═══ Metin

İstanbul Sanayi Odası 1000 Büyük Sanayi Kuruluşu’nda teknoloji faaliyetleri

Melih Baş Y
İstanbul Sanayi Odası 1000 Büyük Sanayi Kuruluşu’nda teknoloji faaliyetleri

İstanbul Sanayi Odası 1000 Büyük Sanayi Kuruluşu’nda teknoloji faaliyetleri

Geçtiğimiz aylarda sırayla önce İSO Birinci 500 Büyük Sanayi Kuruluşu (BBBSK) sonra da İSO İkinci 500 Büyük Sanayi Kuruluşu (İBBSK) çalışmalarına ilişkin raporlar yayınlandı. Finansal göstergelerin (satış hasılatı, kâr, kârlılık, verimlilik) yanısıra kimi başka bölümlerin de yer aldığı bu iki raporda 2013 yılından bu yana “Teknoloji Faaliyetleri” bölümlerine de yer verilmiş. Çünkü raporlarda da altı çizildiği üzere teknoloji etkinlikleri sanayi ve sanayi kuruluşlarının rekabet gücü ve onun biçimlendirdiği finansal başarım (verimlilik-kârlılık) için en önemli belirleyici unsurlardan biri durumuna gelmiştir.

Teknoloji faaliyetleri denilince usa ilk gelen şey, AR-GE ve ÜR-GE etkinlikleri olmaktadır. Bu konuda gündemde olan bir başka husus da sektörel bazda teknoloji yoğunluğu olmaktadır.


Raporlardaki teknoloji faaliyetleri bölümlerinde İSO 500’ün AR-GE harcamaları ve teknoloji yoğunluğu itibariyle sektör dağılımları olmak üzere iki temel bilgiye yer verilmiş. Belirtmek gerekir ki, AR-GE harcamaları yerine AR-GE faaliyetlerinin verimliliği ölçülebilseydi keşke, zor biliyoruz ama! Örneğin, bu AE-GE harcamalarını girdi kabul edip çıktılarla karşılaştırmak gibi. Çıktılar derken kastımız, yeni ürüne dönüşme, patent alma ve hatta giderek bunların getirisi vb.

BBBSK VE TEKNOLOJİ FAALİYETLERİ

BBBSK’nun 2018 yılında 3,8 milyar TL. tutarındaki AR-GE harcamaları, 2019 yılında 9,7 milyar TL. tutarına çıkarak yüzde 151,9 artış göstermiş. AR-GE harcamalarının üretimden satışlara oranı ise yüzde 1’i bile bulmuyor: yüzde 0,95! Nerdeee normal kabul edilen yüzde 5’ler. Gelecek için yönetim mafiş vesselam! Züğürt tesellisi yapalım: 2018’de daha da kötüymüş yüzde 0,44; ciddi bir artış var yani yaklaşık yüzde 116!

══════

* Görev Tanımı A:
Teknoloji faaliyetleri yazısına göre aşağıdaki soruları yanıtlayınız:
(i) Raporlarda "Teknoloji Faaliyetleri" bölümlerine hangi yıldan bu yana yer verilmektedir?
(ii) Teknoloji faaliyetleri denilince akla ilk gelen nedir?
(iii) BBBSK'nın 2019 yılındaki AR-GE harcamaları ne kadardır?
* Görev Tanımı B:
Teknoloji faaliyetleri yazısını son cümlesinin ardından gelecek bölümü yazarak sürdürünüz.

═══ Kayıtlar

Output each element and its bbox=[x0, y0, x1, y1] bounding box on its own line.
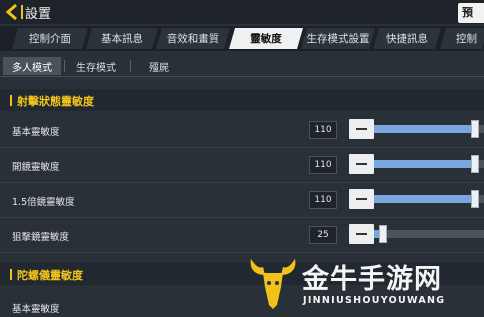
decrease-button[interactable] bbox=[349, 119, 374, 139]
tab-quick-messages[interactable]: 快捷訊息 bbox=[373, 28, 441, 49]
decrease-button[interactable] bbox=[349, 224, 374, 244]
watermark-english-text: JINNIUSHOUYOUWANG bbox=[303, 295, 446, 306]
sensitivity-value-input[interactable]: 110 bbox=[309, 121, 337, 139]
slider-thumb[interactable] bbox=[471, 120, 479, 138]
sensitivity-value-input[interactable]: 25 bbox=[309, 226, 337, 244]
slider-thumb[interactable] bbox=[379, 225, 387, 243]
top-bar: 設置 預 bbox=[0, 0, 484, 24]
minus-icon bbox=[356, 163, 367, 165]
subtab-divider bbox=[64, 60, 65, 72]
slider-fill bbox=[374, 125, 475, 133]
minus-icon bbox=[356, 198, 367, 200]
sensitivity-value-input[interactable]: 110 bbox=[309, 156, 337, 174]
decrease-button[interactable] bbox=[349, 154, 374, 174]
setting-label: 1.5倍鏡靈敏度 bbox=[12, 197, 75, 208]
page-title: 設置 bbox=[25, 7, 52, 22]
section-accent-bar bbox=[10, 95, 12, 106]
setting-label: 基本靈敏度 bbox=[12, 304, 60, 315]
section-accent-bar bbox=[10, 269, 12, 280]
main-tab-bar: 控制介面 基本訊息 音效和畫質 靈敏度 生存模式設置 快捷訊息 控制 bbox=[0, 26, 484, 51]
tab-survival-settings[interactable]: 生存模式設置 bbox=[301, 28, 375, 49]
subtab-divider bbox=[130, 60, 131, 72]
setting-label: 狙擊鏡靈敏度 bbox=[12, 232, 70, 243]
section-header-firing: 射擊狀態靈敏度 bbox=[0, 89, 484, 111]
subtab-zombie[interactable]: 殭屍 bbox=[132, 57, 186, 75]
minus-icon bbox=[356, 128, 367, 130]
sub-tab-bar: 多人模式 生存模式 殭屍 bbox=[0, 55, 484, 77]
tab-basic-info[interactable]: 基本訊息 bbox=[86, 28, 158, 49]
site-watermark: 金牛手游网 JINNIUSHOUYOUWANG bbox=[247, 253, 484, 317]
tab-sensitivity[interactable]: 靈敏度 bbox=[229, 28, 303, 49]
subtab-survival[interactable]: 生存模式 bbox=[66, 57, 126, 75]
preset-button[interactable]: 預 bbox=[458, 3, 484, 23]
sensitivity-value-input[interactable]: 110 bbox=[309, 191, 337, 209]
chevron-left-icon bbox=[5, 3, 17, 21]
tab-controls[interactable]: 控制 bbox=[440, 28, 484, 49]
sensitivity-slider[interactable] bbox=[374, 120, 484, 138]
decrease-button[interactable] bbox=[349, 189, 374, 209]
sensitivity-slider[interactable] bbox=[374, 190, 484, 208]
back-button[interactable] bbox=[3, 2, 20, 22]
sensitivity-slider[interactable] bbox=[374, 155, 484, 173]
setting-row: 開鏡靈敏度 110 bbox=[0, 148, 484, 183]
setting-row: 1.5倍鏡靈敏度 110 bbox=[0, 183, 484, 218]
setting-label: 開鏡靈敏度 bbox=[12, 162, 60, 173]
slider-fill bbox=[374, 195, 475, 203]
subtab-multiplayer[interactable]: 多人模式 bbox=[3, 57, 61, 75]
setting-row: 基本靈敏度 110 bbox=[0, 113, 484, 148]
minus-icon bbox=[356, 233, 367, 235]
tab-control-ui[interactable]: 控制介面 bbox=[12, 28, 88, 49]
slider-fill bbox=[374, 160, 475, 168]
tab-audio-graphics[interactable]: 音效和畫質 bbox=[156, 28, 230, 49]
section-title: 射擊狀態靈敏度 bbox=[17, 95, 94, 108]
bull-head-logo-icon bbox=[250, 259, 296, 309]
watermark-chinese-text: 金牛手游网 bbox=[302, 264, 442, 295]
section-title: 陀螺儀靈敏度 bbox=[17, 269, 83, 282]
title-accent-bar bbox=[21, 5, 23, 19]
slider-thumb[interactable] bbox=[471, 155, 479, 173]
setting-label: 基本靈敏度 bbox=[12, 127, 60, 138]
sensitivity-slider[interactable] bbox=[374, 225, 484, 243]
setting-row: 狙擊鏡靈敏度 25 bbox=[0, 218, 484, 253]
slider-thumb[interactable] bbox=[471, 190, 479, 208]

══════
═══ Kayıtlar

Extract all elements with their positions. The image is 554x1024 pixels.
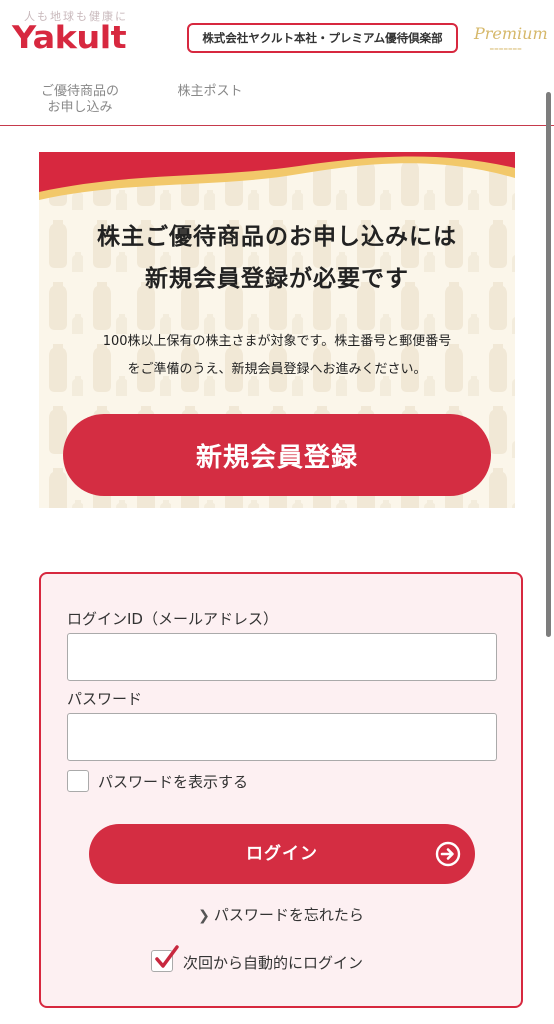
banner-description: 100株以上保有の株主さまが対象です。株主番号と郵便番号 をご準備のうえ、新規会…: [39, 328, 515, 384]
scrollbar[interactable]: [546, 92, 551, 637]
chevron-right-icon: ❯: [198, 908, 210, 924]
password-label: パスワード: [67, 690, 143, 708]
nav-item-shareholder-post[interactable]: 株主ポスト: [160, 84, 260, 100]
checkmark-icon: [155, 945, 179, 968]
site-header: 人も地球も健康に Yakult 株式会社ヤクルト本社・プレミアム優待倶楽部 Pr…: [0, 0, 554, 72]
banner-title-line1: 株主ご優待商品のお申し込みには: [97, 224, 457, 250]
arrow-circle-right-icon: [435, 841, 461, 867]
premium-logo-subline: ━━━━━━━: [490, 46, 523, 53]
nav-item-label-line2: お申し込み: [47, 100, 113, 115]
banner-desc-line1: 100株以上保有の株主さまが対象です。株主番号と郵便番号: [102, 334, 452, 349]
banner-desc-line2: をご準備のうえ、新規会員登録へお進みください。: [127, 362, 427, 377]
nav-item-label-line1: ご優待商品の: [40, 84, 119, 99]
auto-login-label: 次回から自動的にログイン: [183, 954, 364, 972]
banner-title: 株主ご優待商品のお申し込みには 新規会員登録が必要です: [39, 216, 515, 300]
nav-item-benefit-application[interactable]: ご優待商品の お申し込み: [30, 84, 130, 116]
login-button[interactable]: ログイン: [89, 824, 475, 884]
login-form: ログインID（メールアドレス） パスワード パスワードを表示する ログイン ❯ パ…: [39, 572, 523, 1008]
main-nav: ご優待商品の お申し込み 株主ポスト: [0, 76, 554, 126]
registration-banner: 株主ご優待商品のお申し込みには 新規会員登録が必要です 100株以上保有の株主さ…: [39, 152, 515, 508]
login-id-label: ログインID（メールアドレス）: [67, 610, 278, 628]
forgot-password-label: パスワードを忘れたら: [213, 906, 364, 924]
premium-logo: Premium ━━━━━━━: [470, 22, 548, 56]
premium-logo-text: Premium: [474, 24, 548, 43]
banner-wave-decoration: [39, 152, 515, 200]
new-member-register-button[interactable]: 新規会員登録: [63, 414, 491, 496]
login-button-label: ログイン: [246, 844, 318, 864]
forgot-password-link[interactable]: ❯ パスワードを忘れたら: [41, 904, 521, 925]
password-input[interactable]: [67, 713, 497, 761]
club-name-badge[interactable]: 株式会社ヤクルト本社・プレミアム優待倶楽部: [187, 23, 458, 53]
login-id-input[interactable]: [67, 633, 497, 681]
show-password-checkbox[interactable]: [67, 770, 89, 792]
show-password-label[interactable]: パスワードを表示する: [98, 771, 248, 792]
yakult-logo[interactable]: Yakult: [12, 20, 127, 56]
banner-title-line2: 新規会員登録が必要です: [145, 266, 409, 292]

══════
═══ Kayıtlar

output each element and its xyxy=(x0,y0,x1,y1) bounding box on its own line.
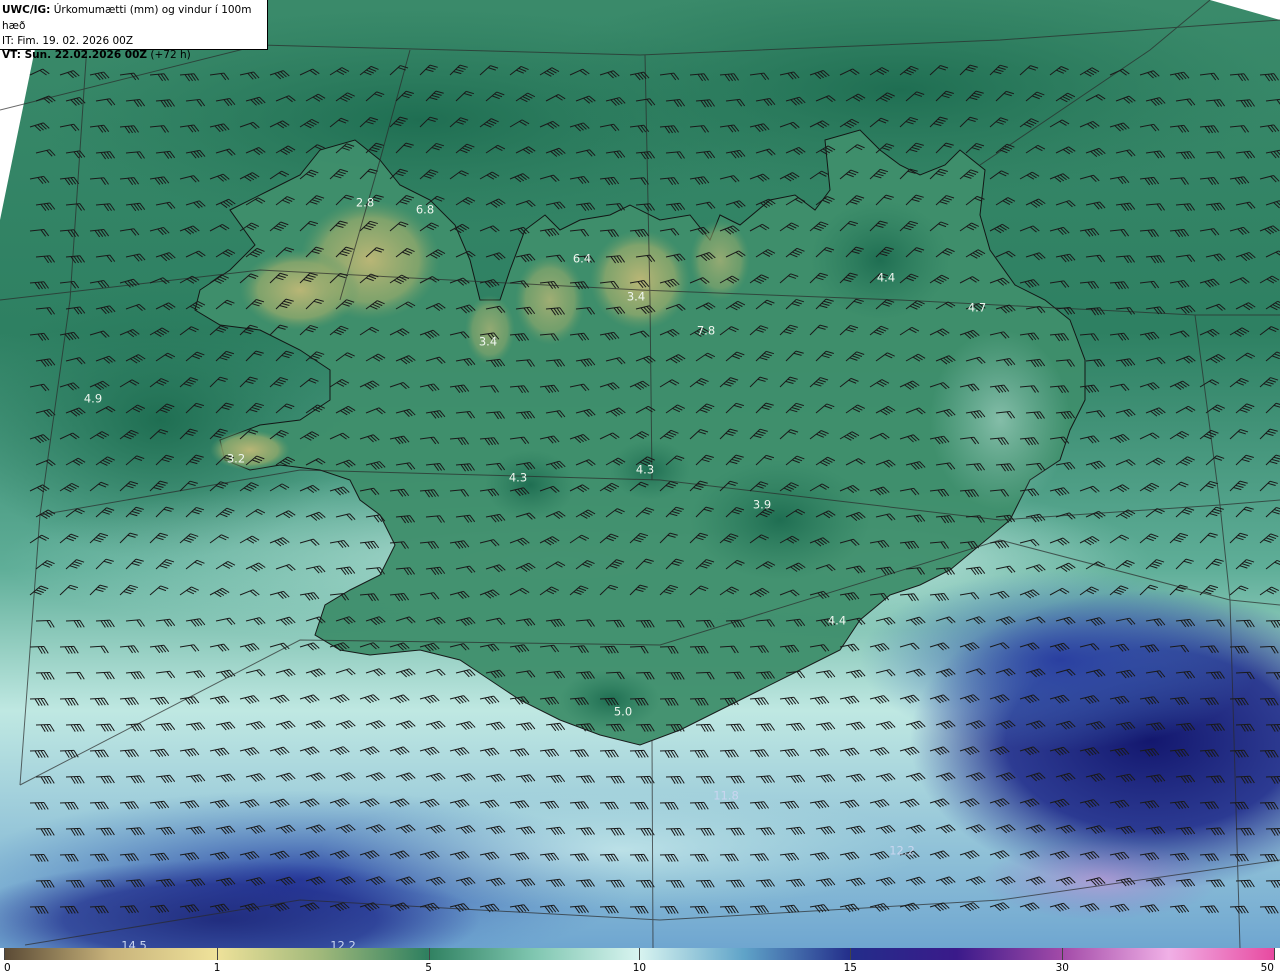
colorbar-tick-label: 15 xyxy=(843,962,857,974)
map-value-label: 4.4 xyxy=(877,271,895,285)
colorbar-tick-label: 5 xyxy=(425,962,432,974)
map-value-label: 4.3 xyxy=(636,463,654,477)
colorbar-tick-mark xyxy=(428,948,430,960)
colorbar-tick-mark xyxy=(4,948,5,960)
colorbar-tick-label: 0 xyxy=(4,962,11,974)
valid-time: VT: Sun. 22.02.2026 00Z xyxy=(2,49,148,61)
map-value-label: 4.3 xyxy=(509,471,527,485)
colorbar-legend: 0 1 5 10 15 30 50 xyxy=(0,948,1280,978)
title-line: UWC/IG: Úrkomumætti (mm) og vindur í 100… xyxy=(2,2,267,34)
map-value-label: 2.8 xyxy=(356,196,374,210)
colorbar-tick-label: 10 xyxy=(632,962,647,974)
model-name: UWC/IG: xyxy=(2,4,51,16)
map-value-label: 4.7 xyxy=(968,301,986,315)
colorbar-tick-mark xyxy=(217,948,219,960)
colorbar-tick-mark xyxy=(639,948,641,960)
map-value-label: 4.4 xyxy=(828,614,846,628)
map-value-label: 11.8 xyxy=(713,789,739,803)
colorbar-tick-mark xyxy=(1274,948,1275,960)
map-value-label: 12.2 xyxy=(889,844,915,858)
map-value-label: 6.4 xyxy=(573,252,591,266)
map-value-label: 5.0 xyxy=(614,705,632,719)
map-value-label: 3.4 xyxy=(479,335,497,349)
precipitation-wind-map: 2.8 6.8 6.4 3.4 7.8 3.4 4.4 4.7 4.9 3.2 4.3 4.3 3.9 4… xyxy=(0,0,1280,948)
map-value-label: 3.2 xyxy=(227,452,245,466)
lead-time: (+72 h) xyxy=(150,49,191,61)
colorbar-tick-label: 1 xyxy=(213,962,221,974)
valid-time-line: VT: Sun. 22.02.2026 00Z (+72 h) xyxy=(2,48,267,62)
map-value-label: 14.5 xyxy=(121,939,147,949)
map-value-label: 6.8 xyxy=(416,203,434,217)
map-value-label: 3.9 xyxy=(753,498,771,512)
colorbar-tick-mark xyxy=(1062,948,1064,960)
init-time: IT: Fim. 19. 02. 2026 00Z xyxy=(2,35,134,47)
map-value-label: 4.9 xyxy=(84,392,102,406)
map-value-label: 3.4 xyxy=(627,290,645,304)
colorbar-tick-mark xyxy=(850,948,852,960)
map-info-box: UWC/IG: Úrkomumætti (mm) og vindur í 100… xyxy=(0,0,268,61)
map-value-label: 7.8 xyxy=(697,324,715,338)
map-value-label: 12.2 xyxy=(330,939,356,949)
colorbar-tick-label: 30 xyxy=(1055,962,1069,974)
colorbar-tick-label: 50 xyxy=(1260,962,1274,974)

══════

* Nihai Sonuç A:
(i) 2013 yılından bu yana.
(ii) AR-GE ve ÜR-GE etkinlikleri.
(iii) 9,7 milyar TL.

* Nihai Sonuç B:
Gönül isterdi ki, bu AR-GE harcamalarındaki artışın ana kaynağı teknoloji yoğun sanayi dalları olsun. Ama ne yazık ki bu artışın ana kaynağı madencilik ve taşocakçılığı sektöründe 2019 yılında gerçekleşen toplam 3,8 milyar TL. tutarındaki AR-GE harcaması olmuş! Bu sektörü her iki yıl itibariyle hariç tutarsak, 2019’da yüzde 55,1 artışla 5,9 milyar TL. olarak o da nominal olarak gerçekleştiği görülüyor.

Bu rakamlar anketlere dayalı sonuçlar. Bir de gelir tablosu verileri ile saptanan rakamlar var. Ancak kimi AR-GE giderleri aktifleştirildiği, kimileri gider yazılamadığı için bu rakamlara güvenmek tartışmalı olur. Yine de bakalım. 2019 yılında AR-GE harcamaları yüzde 96,5 artarak 6,8 milyar TL. olmuş; AR-GE harcamalarının üretimden satışlara oranı da yüzde 0,67’ye yükselmiş.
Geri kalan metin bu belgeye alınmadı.